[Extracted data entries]
┏━━
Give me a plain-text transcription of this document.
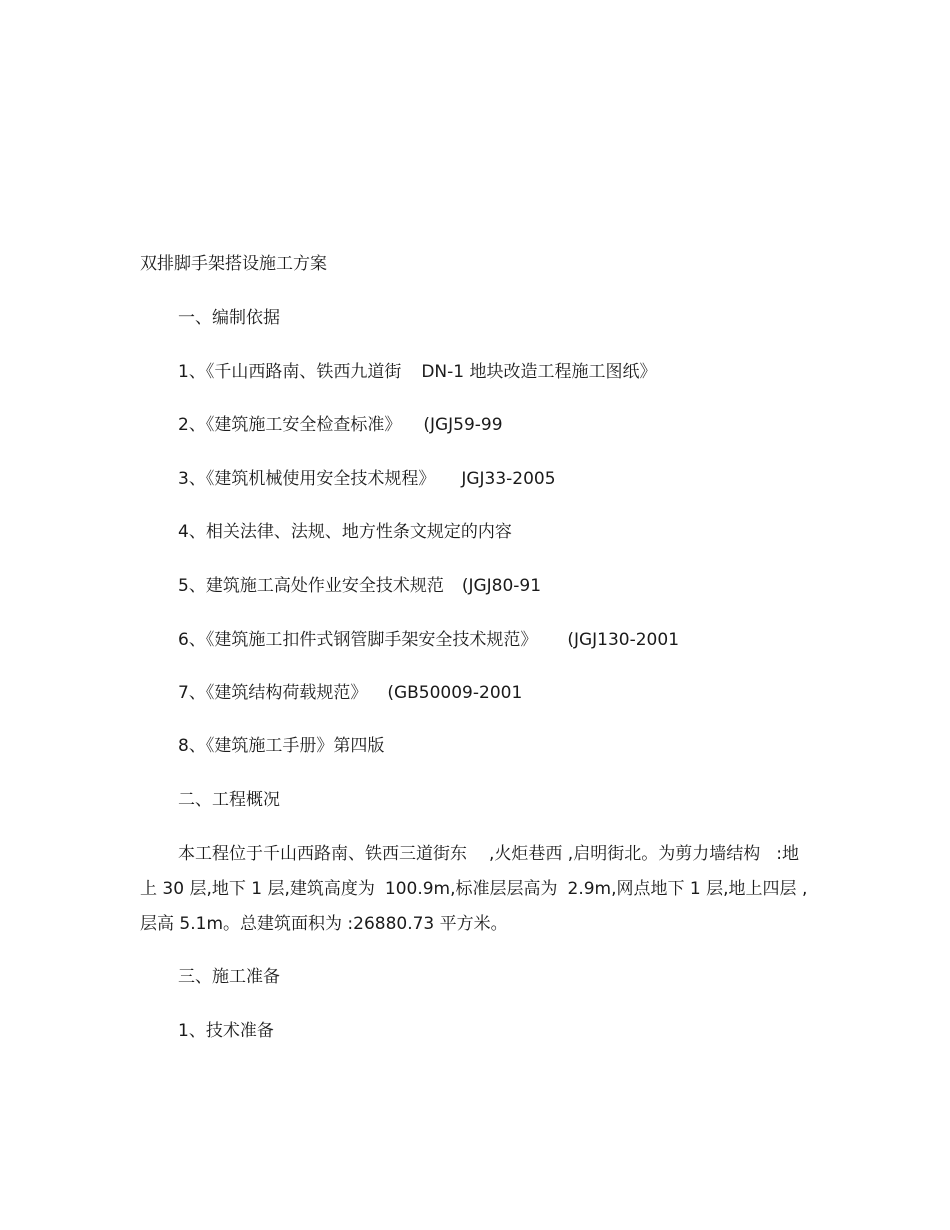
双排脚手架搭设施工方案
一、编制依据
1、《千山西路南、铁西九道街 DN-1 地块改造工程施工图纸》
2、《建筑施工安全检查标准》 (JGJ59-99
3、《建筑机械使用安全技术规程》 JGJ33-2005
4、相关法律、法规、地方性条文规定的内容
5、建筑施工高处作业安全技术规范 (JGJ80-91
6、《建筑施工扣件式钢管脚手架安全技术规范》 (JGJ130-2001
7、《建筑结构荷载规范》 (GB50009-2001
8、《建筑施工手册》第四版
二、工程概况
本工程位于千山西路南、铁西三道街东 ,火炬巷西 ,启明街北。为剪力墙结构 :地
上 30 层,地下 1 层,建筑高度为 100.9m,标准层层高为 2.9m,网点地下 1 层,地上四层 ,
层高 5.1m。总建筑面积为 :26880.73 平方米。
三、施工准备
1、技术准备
┗━━
Each line above is to be copied verbatim. Drop any image from the copy.

Give me a plain-text transcription of this document.
双排脚手架搭设施工方案
一、编制依据
1、《千山西路南、铁西九道街 DN-1 地块改造工程施工图纸》
2、《建筑施工安全检查标准》 (JGJ59-99
3、《建筑机械使用安全技术规程》 JGJ33-2005
4、相关法律、法规、地方性条文规定的内容
5、建筑施工高处作业安全技术规范 (JGJ80-91
6、《建筑施工扣件式钢管脚手架安全技术规范》 (JGJ130-2001
7、《建筑结构荷载规范》 (GB50009-2001
8、《建筑施工手册》第四版
二、工程概况
本工程位于千山西路南、铁西三道街东 ,火炬巷西 ,启明街北。为剪力墙结构 :地
上 30 层,地下 1 层,建筑高度为 100.9m,标准层层高为 2.9m,网点地下 1 层,地上四层 ,
层高 5.1m。总建筑面积为 :26880.73 平方米。
三、施工准备
1、技术准备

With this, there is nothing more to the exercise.